-- start Input records --
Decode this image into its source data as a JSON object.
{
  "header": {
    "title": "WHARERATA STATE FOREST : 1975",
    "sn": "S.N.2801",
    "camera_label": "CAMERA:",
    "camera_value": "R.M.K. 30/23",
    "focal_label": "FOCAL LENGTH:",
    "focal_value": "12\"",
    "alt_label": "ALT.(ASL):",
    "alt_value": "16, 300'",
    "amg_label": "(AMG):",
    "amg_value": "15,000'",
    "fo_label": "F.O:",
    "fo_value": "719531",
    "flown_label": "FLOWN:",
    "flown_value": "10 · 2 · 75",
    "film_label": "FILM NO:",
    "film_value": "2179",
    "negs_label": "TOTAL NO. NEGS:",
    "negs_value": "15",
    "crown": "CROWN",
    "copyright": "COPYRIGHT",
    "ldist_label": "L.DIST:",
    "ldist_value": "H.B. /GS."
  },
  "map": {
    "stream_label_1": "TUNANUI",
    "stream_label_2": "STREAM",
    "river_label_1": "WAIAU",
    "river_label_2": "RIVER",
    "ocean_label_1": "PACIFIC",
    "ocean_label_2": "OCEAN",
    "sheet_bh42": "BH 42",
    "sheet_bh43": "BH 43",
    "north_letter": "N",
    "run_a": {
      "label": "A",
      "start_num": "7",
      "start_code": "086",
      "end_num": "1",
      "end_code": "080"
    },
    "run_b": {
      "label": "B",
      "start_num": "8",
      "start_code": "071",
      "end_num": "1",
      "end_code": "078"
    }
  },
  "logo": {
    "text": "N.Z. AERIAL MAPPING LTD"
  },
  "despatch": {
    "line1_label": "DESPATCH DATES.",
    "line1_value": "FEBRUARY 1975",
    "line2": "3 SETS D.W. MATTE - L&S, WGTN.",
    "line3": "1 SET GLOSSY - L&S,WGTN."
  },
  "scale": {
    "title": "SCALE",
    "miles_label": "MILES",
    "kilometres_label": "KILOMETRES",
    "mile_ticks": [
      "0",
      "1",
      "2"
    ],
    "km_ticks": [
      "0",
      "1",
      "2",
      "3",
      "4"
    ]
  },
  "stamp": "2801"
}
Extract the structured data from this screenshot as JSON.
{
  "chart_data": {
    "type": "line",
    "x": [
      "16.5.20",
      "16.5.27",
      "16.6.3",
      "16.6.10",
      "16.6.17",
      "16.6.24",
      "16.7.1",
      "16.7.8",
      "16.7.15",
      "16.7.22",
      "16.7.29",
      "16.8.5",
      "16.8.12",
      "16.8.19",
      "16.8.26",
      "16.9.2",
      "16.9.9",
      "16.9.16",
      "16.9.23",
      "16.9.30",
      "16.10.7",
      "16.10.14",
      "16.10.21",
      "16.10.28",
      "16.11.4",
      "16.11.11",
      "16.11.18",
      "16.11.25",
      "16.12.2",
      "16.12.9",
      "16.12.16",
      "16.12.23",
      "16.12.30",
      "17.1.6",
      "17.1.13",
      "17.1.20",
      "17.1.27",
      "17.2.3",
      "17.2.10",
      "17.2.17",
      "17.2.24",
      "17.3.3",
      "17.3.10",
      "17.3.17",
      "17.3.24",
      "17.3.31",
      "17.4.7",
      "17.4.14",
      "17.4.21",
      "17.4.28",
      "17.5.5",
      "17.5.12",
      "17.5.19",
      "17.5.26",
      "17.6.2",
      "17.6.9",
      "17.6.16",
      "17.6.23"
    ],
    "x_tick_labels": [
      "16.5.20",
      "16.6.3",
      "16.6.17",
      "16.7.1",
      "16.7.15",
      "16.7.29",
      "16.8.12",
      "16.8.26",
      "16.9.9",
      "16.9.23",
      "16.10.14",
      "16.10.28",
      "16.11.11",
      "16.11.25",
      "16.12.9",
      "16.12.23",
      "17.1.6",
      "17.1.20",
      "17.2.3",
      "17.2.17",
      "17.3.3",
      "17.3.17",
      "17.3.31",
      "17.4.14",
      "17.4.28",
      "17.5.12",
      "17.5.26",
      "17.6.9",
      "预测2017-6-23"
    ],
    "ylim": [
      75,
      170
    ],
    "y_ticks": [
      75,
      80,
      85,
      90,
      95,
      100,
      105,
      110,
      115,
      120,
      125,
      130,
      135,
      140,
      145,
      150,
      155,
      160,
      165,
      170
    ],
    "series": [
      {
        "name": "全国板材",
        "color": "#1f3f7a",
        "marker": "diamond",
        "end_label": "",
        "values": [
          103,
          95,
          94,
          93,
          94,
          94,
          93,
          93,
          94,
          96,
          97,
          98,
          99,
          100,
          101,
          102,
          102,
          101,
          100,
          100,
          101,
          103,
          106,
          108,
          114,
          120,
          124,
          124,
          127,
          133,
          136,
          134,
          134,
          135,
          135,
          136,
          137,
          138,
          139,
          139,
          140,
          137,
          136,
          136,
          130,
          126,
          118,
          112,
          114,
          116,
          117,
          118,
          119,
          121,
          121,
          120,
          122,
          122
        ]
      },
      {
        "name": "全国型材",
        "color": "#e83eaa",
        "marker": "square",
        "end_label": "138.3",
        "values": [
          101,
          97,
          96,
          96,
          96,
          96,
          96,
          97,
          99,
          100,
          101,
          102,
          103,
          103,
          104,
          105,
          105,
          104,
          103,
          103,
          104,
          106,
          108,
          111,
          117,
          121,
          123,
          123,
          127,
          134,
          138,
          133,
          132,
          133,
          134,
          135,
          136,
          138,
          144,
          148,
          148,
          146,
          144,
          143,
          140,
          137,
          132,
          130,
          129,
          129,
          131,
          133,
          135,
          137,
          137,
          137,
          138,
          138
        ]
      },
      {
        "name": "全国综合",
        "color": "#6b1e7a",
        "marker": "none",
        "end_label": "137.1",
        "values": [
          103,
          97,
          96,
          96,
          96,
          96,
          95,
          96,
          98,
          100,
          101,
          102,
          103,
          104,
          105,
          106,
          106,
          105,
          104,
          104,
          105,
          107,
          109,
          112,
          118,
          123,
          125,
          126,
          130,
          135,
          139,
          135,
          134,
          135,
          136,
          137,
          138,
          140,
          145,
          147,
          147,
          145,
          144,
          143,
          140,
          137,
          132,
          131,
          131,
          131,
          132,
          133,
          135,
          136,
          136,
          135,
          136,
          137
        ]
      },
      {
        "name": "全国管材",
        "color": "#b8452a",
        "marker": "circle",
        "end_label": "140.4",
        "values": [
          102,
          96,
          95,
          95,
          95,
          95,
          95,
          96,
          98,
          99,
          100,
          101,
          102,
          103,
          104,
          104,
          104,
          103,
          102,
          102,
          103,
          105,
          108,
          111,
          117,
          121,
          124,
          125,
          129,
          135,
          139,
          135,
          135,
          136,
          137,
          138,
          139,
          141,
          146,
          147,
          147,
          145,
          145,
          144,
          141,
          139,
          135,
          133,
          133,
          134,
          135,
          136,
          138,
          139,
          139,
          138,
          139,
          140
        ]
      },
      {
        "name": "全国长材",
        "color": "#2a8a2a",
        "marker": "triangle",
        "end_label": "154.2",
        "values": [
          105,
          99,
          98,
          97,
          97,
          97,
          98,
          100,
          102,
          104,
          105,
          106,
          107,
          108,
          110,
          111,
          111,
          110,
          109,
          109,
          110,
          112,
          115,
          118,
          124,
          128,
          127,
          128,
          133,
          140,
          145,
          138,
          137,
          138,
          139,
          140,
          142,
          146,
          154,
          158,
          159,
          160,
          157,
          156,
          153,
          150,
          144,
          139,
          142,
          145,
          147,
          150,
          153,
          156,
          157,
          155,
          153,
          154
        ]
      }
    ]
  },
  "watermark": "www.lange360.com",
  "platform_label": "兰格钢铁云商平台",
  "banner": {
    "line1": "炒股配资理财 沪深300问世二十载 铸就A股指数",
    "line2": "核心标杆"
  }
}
-- end Input records --
All of the material above needs to be copied exactly.

Decode this image into its source data as a JSON object.
{
  "header": {
    "title": "WHARERATA STATE FOREST : 1975",
    "sn": "S.N.2801",
    "camera_label": "CAMERA:",
    "camera_value": "R.M.K. 30/23",
    "focal_label": "FOCAL LENGTH:",
    "focal_value": "12\"",
    "alt_label": "ALT.(ASL):",
    "alt_value": "16, 300'",
    "amg_label": "(AMG):",
    "amg_value": "15,000'",
    "fo_label": "F.O:",
    "fo_value": "719531",
    "flown_label": "FLOWN:",
    "flown_value": "10 · 2 · 75",
    "film_label": "FILM NO:",
    "film_value": "2179",
    "negs_label": "TOTAL NO. NEGS:",
    "negs_value": "15",
    "crown": "CROWN",
    "copyright": "COPYRIGHT",
    "ldist_label": "L.DIST:",
    "ldist_value": "H.B. /GS."
  },
  "map": {
    "stream_label_1": "TUNANUI",
    "stream_label_2": "STREAM",
    "river_label_1": "WAIAU",
    "river_label_2": "RIVER",
    "ocean_label_1": "PACIFIC",
    "ocean_label_2": "OCEAN",
    "sheet_bh42": "BH 42",
    "sheet_bh43": "BH 43",
    "north_letter": "N",
    "run_a": {
      "label": "A",
      "start_num": "7",
      "start_code": "086",
      "end_num": "1",
      "end_code": "080"
    },
    "run_b": {
      "label": "B",
      "start_num": "8",
      "start_code": "071",
      "end_num": "1",
      "end_code": "078"
    }
  },
  "logo": {
    "text": "N.Z. AERIAL MAPPING LTD"
  },
  "despatch": {
    "line1_label": "DESPATCH DATES.",
    "line1_value": "FEBRUARY 1975",
    "line2": "3 SETS D.W. MATTE - L&S, WGTN.",
    "line3": "1 SET GLOSSY - L&S,WGTN."
  },
  "scale": {
    "title": "SCALE",
    "miles_label": "MILES",
    "kilometres_label": "KILOMETRES",
    "mile_ticks": [
      "0",
      "1",
      "2"
    ],
    "km_ticks": [
      "0",
      "1",
      "2",
      "3",
      "4"
    ]
  },
  "stamp": "2801"
}
Extract the structured data from this screenshot as JSON.
{
  "chart_data": {
    "type": "line",
    "x": [
      "16.5.20",
      "16.5.27",
      "16.6.3",
      "16.6.10",
      "16.6.17",
      "16.6.24",
      "16.7.1",
      "16.7.8",
      "16.7.15",
      "16.7.22",
      "16.7.29",
      "16.8.5",
      "16.8.12",
      "16.8.19",
      "16.8.26",
      "16.9.2",
      "16.9.9",
      "16.9.16",
      "16.9.23",
      "16.9.30",
      "16.10.7",
      "16.10.14",
      "16.10.21",
      "16.10.28",
      "16.11.4",
      "16.11.11",
      "16.11.18",
      "16.11.25",
      "16.12.2",
      "16.12.9",
      "16.12.16",
      "16.12.23",
      "16.12.30",
      "17.1.6",
      "17.1.13",
      "17.1.20",
      "17.1.27",
      "17.2.3",
      "17.2.10",
      "17.2.17",
      "17.2.24",
      "17.3.3",
      "17.3.10",
      "17.3.17",
      "17.3.24",
      "17.3.31",
      "17.4.7",
      "17.4.14",
      "17.4.21",
      "17.4.28",
      "17.5.5",
      "17.5.12",
      "17.5.19",
      "17.5.26",
      "17.6.2",
      "17.6.9",
      "17.6.16",
      "17.6.23"
    ],
    "x_tick_labels": [
      "16.5.20",
      "16.6.3",
      "16.6.17",
      "16.7.1",
      "16.7.15",
      "16.7.29",
      "16.8.12",
      "16.8.26",
      "16.9.9",
      "16.9.23",
      "16.10.14",
      "16.10.28",
      "16.11.11",
      "16.11.25",
      "16.12.9",
      "16.12.23",
      "17.1.6",
      "17.1.20",
      "17.2.3",
      "17.2.17",
      "17.3.3",
      "17.3.17",
      "17.3.31",
      "17.4.14",
      "17.4.28",
      "17.5.12",
      "17.5.26",
      "17.6.9",
      "预测2017-6-23"
    ],
    "ylim": [
      75,
      170
    ],
    "y_ticks": [
      75,
      80,
      85,
      90,
      95,
      100,
      105,
      110,
      115,
      120,
      125,
      130,
      135,
      140,
      145,
      150,
      155,
      160,
      165,
      170
    ],
    "series": [
      {
        "name": "全国板材",
        "color": "#1f3f7a",
        "marker": "diamond",
        "end_label": "",
        "values": [
          103,
          95,
          94,
          93,
          94,
          94,
          93,
          93,
          94,
          96,
          97,
          98,
          99,
          100,
          101,
          102,
          102,
          101,
          100,
          100,
          101,
          103,
          106,
          108,
          114,
          120,
          124,
          124,
          127,
          133,
          136,
          134,
          134,
          135,
          135,
          136,
          137,
          138,
          139,
          139,
          140,
          137,
          136,
          136,
          130,
          126,
          118,
          112,
          114,
          116,
          117,
          118,
          119,
          121,
          121,
          120,
          122,
          122
        ]
      },
      {
        "name": "全国型材",
        "color": "#e83eaa",
        "marker": "square",
        "end_label": "138.3",
        "values": [
          101,
          97,
          96,
          96,
          96,
          96,
          96,
          97,
          99,
          100,
          101,
          102,
          103,
          103,
          104,
          105,
          105,
          104,
          103,
          103,
          104,
          106,
          108,
          111,
          117,
          121,
          123,
          123,
          127,
          134,
          138,
          133,
          132,
          133,
          134,
          135,
          136,
          138,
          144,
          148,
          148,
          146,
          144,
          143,
          140,
          137,
          132,
          130,
          129,
          129,
          131,
          133,
          135,
          137,
          137,
          137,
          138,
          138
        ]
      },
      {
        "name": "全国综合",
        "color": "#6b1e7a",
        "marker": "none",
        "end_label": "137.1",
        "values": [
          103,
          97,
          96,
          96,
          96,
          96,
          95,
          96,
          98,
          100,
          101,
          102,
          103,
          104,
          105,
          106,
          106,
          105,
          104,
          104,
          105,
          107,
          109,
          112,
          118,
          123,
          125,
          126,
          130,
          135,
          139,
          135,
          134,
          135,
          136,
          137,
          138,
          140,
          145,
          147,
          147,
          145,
          144,
          143,
          140,
          137,
          132,
          131,
          131,
          131,
          132,
          133,
          135,
          136,
          136,
          135,
          136,
          137
        ]
      },
      {
        "name": "全国管材",
        "color": "#b8452a",
        "marker": "circle",
        "end_label": "140.4",
        "values": [
          102,
          96,
          95,
          95,
          95,
          95,
          95,
          96,
          98,
          99,
          100,
          101,
          102,
          103,
          104,
          104,
          104,
          103,
          102,
          102,
          103,
          105,
          108,
          111,
          117,
          121,
          124,
          125,
          129,
          135,
          139,
          135,
          135,
          136,
          137,
          138,
          139,
          141,
          146,
          147,
          147,
          145,
          145,
          144,
          141,
          139,
          135,
          133,
          133,
          134,
          135,
          136,
          138,
          139,
          139,
          138,
          139,
          140
        ]
      },
      {
        "name": "全国长材",
        "color": "#2a8a2a",
        "marker": "triangle",
        "end_label": "154.2",
        "values": [
          105,
          99,
          98,
          97,
          97,
          97,
          98,
          100,
          102,
          104,
          105,
          106,
          107,
          108,
          110,
          111,
          111,
          110,
          109,
          109,
          110,
          112,
          115,
          118,
          124,
          128,
          127,
          128,
          133,
          140,
          145,
          138,
          137,
          138,
          139,
          140,
          142,
          146,
          154,
          158,
          159,
          160,
          157,
          156,
          153,
          150,
          144,
          139,
          142,
          145,
          147,
          150,
          153,
          156,
          157,
          155,
          153,
          154
        ]
      }
    ]
  },
  "watermark": "www.lange360.com",
  "platform_label": "兰格钢铁云商平台",
  "banner": {
    "line1": "炒股配资理财 沪深300问世二十载 铸就A股指数",
    "line2": "核心标杆"
  }
}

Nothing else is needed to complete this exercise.